[begin RECORD SET]
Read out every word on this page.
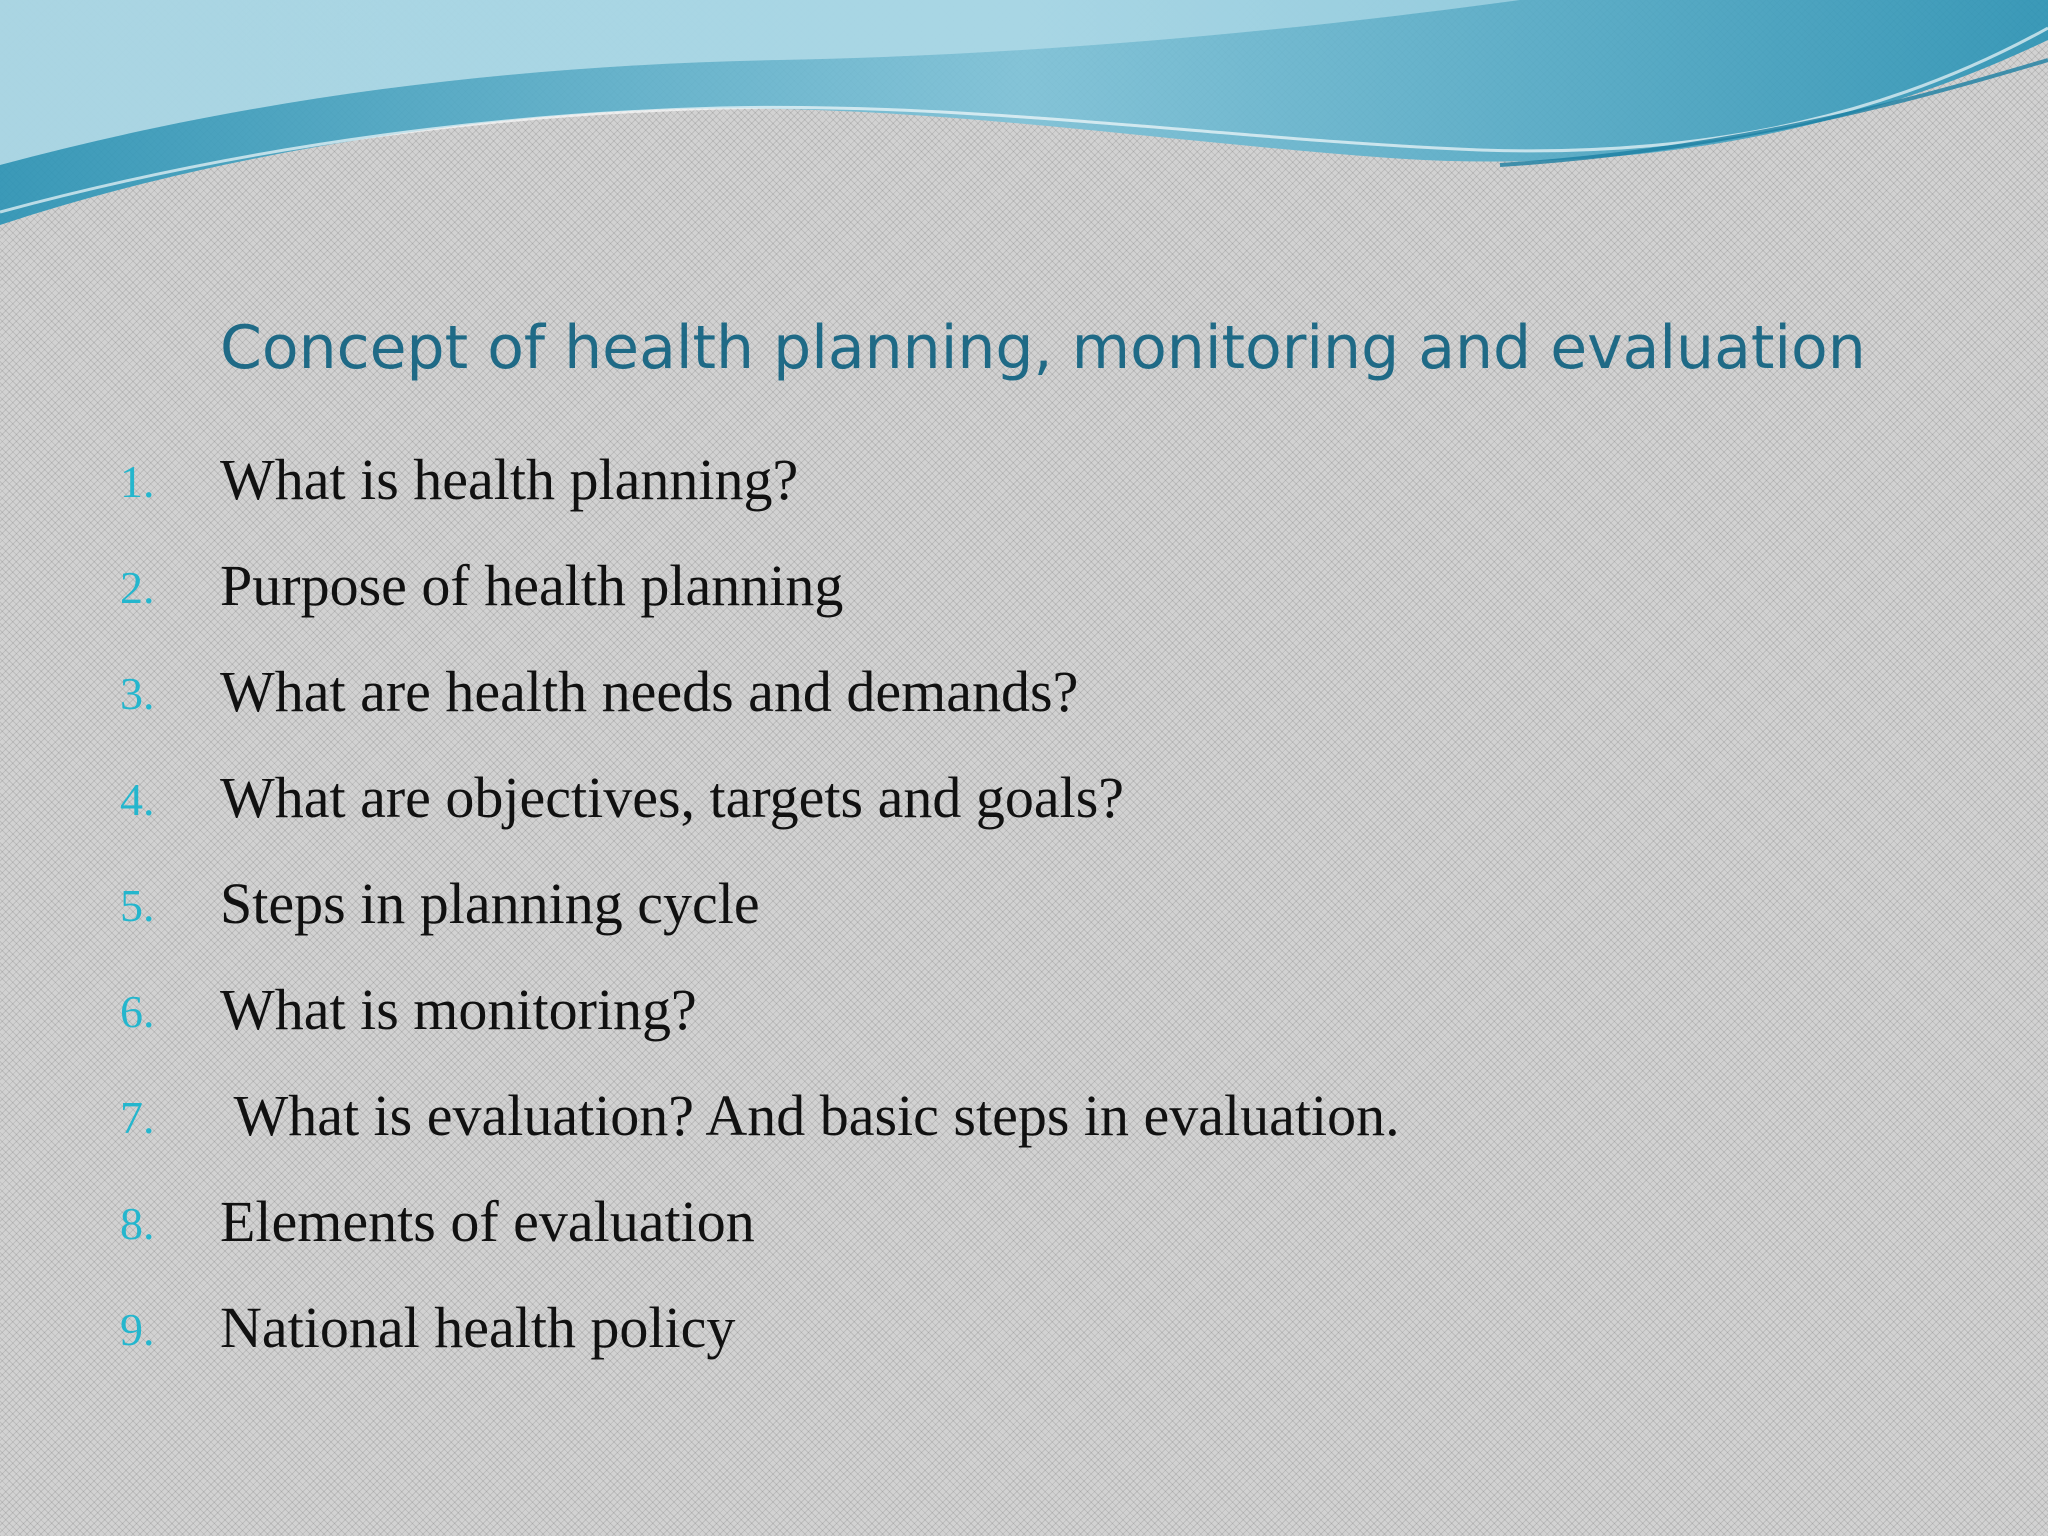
Concept of health planning, monitoring and evaluation
1. What is health planning?
2. Purpose of health planning
3. What are health needs and demands?
4. What are objectives, targets and goals?
5. Steps in planning cycle
6. What is monitoring?
7. What is evaluation? And basic steps in evaluation.
8. Elements of evaluation
9. National health policy
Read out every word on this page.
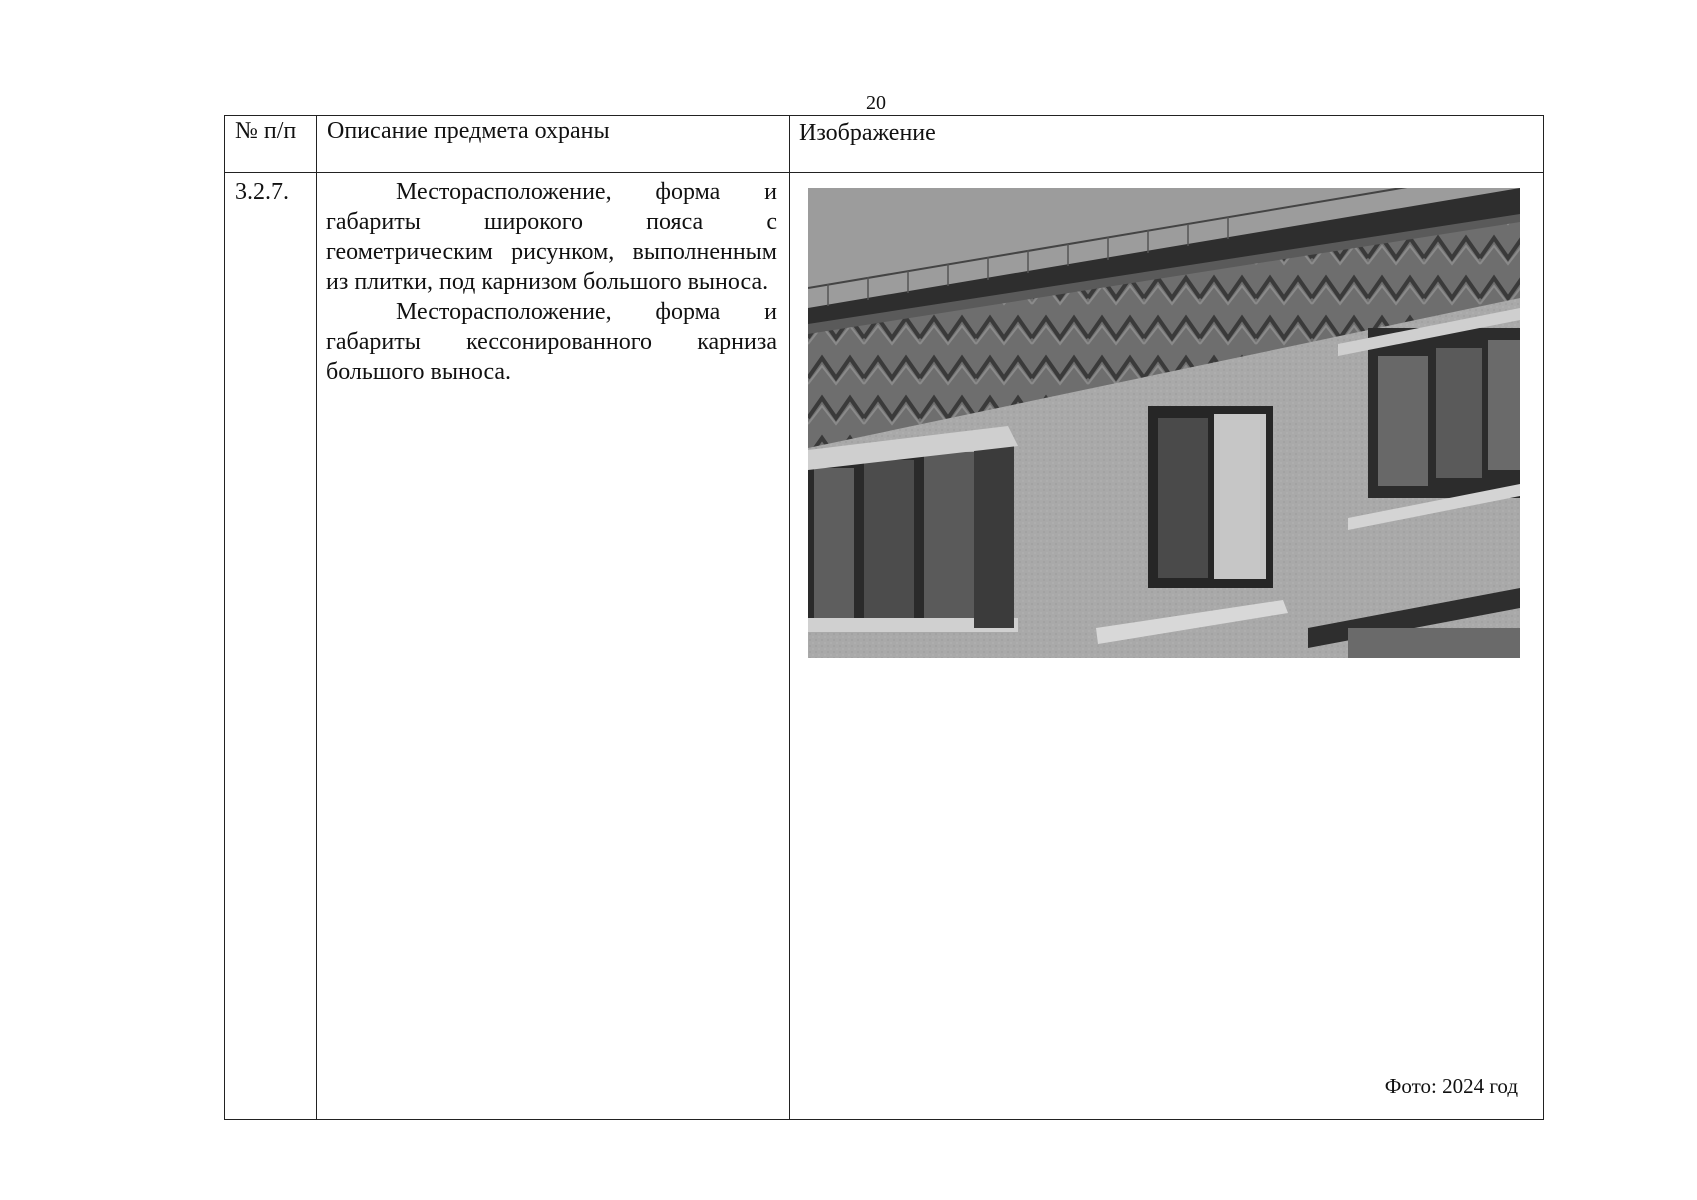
20
№ п/п	Описание предмета охраны	Изображение
3.2.7.	Месторасположение, форма и габариты широкого пояса с геометрическим рисунком, выполненным из плитки, под карнизом большого выноса.

Месторасположение, форма и габариты кессонированного карниза большого выноса.

Фото: 2024 год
[end RECORD SET]
» **BRIEF**
Quote every record above exactly, leaving out any pictures.

» **WORKED SOLUTION**
Read out every word on this page.
Concept of health planning, monitoring and evaluation
1. What is health planning?
2. Purpose of health planning
3. What are health needs and demands?
4. What are objectives, targets and goals?
5. Steps in planning cycle
6. What is monitoring?
7. What is evaluation? And basic steps in evaluation.
8. Elements of evaluation
9. National health policy
Read out every word on this page.
20
№ п/п	Описание предмета охраны	Изображение
3.2.7.	Месторасположение, форма и габариты широкого пояса с геометрическим рисунком, выполненным из плитки, под карнизом большого выноса.

Месторасположение, форма и габариты кессонированного карниза большого выноса.

Фото: 2024 год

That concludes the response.